(Exercise) Show all lines holding "producen".

____ Data entries

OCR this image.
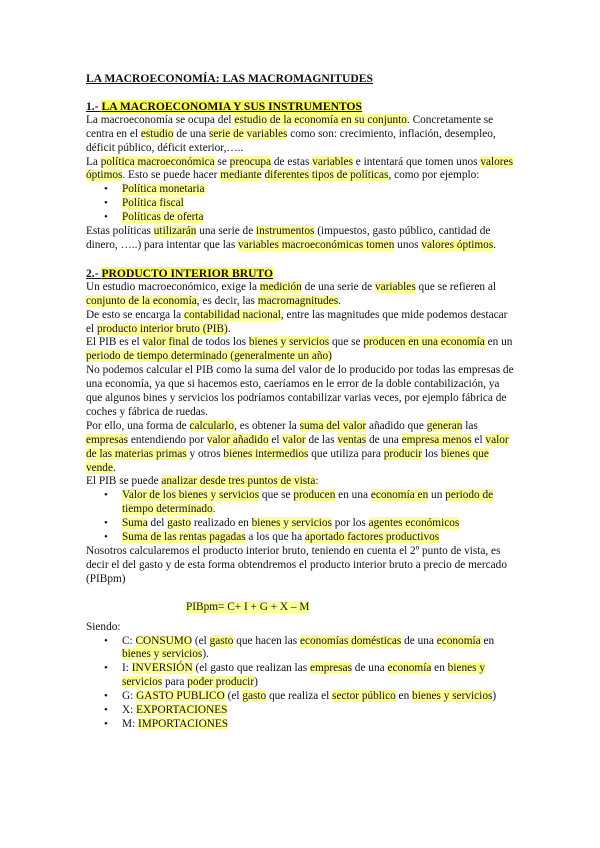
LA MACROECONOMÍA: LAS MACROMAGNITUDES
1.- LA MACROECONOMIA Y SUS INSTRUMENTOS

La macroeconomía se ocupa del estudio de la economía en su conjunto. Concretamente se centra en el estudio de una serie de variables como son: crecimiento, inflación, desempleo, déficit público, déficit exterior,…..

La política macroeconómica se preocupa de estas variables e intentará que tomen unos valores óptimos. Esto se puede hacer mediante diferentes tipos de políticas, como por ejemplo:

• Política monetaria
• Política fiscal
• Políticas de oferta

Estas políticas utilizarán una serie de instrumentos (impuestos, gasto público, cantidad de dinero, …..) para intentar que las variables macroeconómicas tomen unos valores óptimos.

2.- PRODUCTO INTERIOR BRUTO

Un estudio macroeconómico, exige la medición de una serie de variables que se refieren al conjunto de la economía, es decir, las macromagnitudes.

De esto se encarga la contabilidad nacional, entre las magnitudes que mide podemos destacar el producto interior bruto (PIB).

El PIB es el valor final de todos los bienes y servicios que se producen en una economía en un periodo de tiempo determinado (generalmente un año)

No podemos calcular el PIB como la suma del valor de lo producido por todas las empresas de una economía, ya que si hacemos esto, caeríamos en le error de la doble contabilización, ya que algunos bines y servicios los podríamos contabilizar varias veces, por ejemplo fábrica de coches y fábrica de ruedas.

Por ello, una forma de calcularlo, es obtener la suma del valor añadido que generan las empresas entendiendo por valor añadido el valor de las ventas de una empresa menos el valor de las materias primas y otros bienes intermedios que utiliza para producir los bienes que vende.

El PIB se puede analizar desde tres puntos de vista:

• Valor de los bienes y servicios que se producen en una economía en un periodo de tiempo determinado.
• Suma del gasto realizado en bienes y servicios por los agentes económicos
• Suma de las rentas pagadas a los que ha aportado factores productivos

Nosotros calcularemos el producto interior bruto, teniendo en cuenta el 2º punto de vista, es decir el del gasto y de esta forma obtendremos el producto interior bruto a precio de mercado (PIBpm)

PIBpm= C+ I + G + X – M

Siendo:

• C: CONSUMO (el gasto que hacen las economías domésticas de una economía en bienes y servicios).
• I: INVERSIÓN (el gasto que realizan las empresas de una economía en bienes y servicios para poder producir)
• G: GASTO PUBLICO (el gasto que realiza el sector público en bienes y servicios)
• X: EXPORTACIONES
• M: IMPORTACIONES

________
____ Data entries

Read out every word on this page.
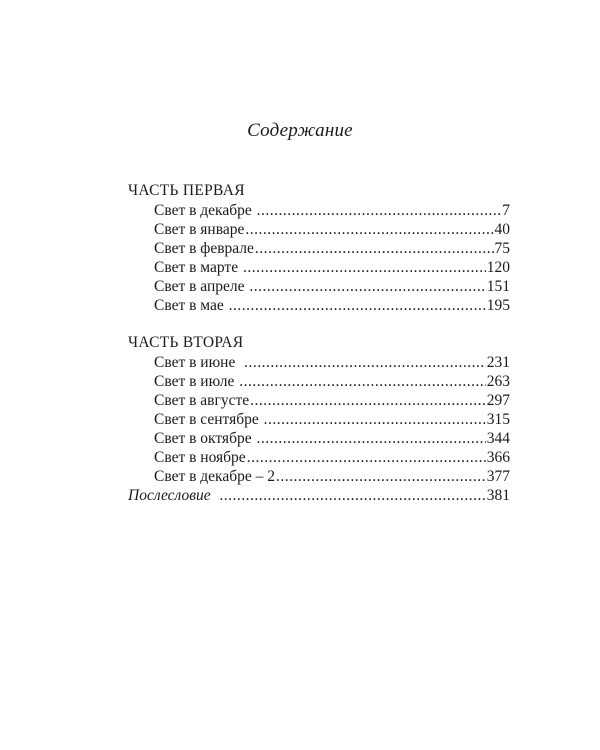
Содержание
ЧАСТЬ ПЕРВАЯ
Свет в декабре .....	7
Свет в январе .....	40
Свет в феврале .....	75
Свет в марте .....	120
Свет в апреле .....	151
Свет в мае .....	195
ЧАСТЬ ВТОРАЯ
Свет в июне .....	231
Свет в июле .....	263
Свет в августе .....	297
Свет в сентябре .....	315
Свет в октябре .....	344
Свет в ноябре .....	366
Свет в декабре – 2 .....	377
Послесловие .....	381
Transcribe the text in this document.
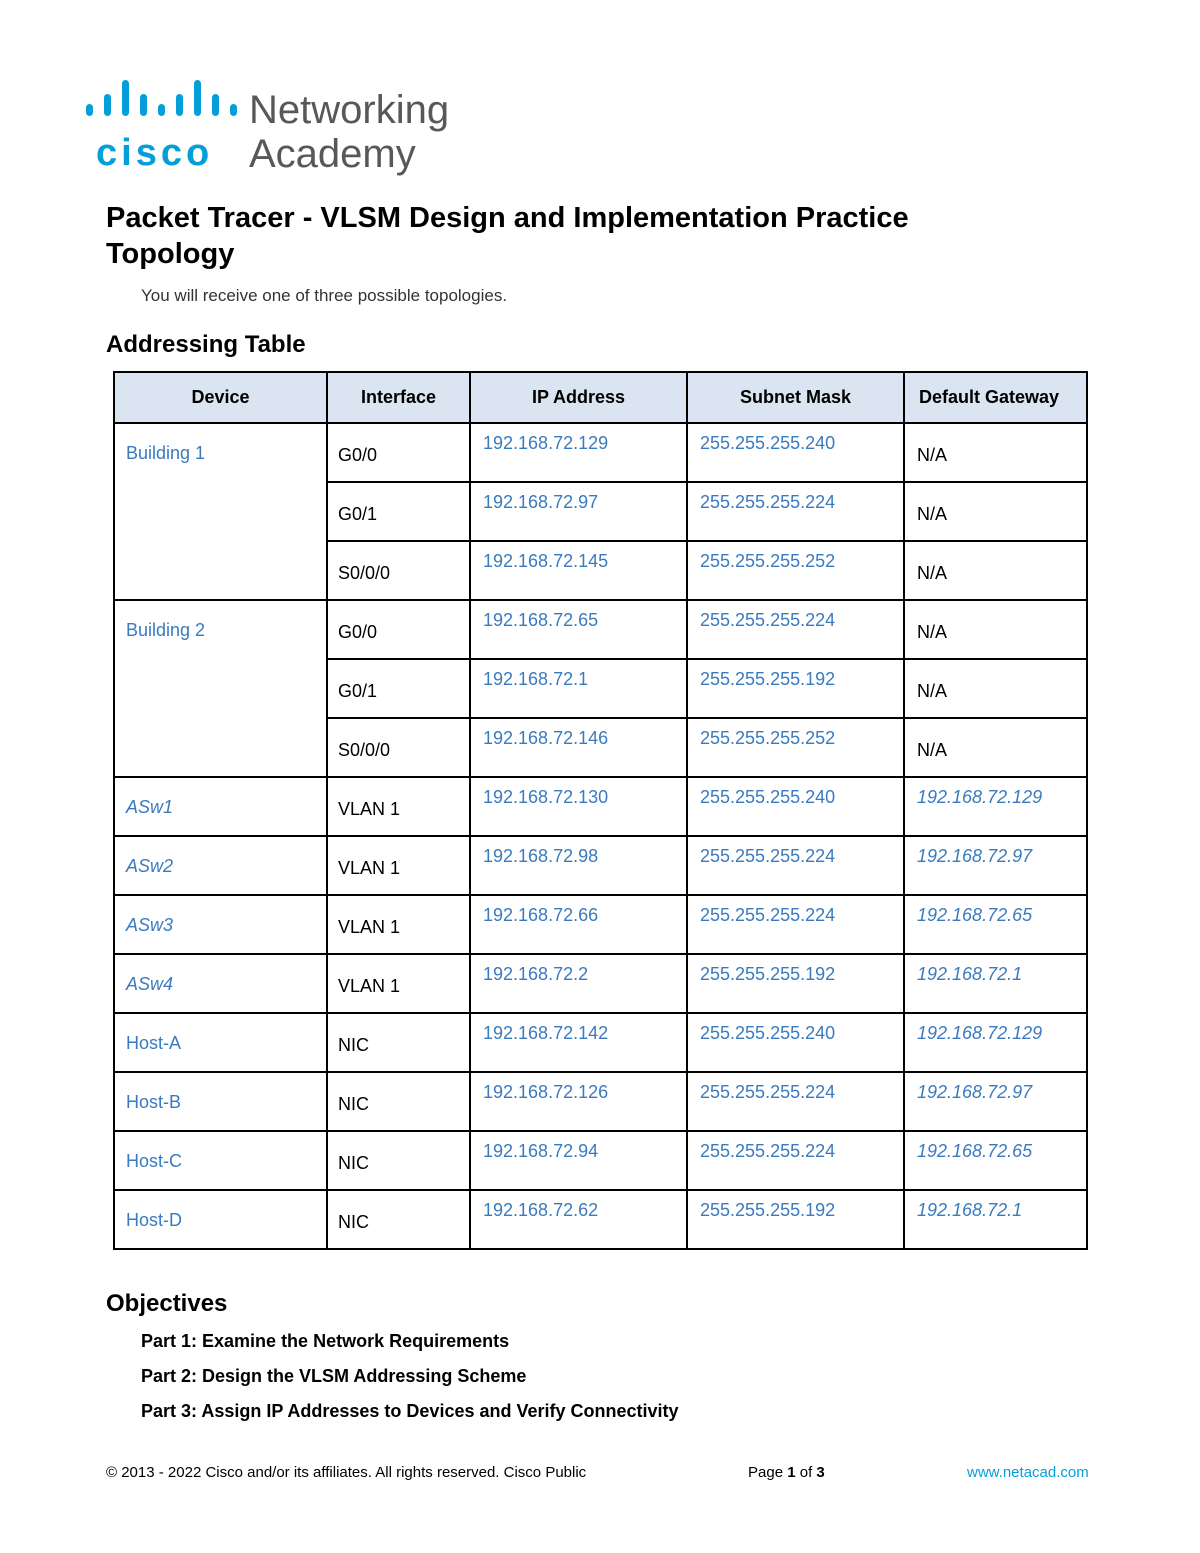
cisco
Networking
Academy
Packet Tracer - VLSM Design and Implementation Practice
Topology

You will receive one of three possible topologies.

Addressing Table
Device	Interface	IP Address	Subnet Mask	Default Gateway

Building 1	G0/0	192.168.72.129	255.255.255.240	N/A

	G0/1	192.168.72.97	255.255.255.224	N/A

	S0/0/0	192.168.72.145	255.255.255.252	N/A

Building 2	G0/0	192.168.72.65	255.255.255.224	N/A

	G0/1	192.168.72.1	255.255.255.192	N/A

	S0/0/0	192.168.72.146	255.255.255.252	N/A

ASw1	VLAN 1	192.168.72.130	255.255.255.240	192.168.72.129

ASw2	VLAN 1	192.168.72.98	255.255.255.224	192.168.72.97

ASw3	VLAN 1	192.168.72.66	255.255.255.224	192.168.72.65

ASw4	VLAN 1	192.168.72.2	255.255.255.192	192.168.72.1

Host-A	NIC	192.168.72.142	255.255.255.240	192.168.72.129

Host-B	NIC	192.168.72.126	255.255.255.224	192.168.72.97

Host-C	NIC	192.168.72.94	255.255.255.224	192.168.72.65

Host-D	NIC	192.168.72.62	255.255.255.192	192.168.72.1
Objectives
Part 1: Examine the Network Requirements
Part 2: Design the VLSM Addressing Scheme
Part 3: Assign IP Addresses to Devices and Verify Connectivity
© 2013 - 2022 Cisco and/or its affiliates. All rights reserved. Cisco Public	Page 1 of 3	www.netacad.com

________

(Task response)
El PIB es el valor final de todos los bienes y servicios que se producen en una economía en un periodo de tiempo determinado (generalmente un año)
• Valor de los bienes y servicios que se producen en una economía en un periodo de tiempo determinado.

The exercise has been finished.